Lines containing the string "beach" are to be collected in full.

Records from a collection
※
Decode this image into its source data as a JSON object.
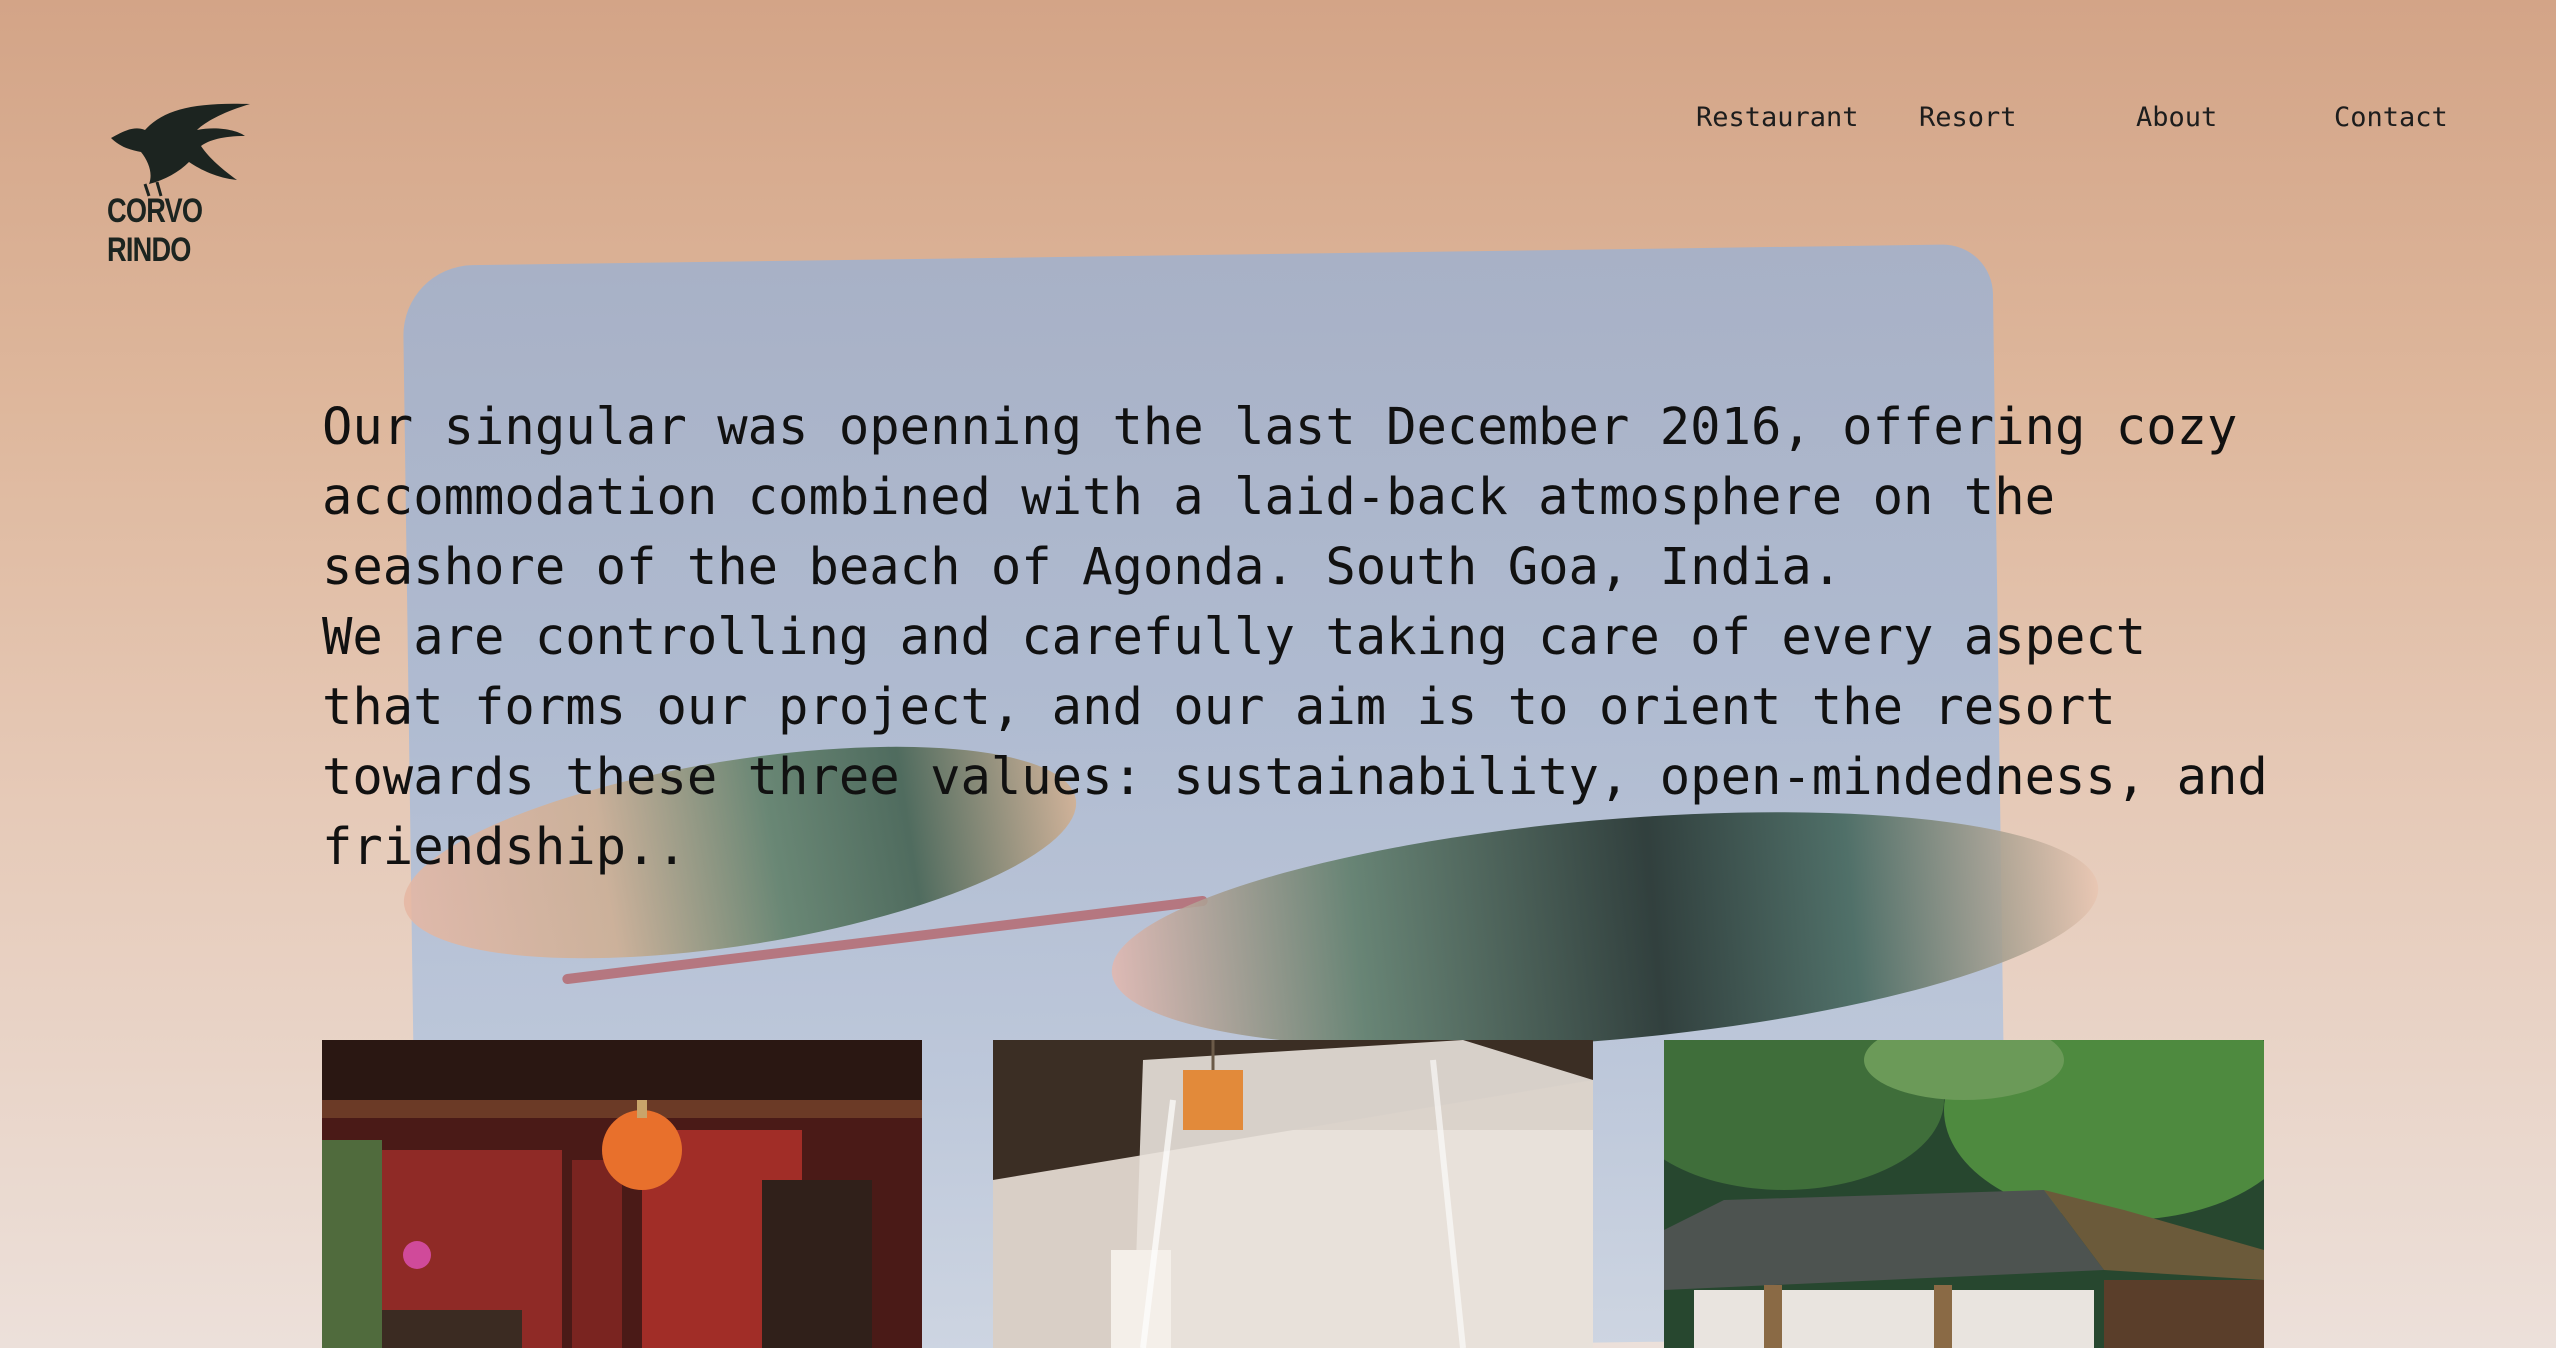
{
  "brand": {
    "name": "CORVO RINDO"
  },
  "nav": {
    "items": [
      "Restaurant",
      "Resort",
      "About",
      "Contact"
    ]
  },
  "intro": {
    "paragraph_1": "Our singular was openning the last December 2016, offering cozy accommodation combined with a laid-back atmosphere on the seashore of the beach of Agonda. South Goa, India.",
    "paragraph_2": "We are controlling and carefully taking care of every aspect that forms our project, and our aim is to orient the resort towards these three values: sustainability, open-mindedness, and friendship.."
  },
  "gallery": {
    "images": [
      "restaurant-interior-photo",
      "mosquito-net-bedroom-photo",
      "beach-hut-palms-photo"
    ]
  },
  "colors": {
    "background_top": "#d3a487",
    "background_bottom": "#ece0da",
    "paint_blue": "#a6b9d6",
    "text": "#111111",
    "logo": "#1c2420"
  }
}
※
* **TASK SOLUTION**:
    "paragraph_1": "Our singular was openning the last December 2016, offering cozy accommodation combined with a laid-back atmosphere on the seashore of the beach of Agonda. South Goa, India.",
      "beach-hut-palms-photo"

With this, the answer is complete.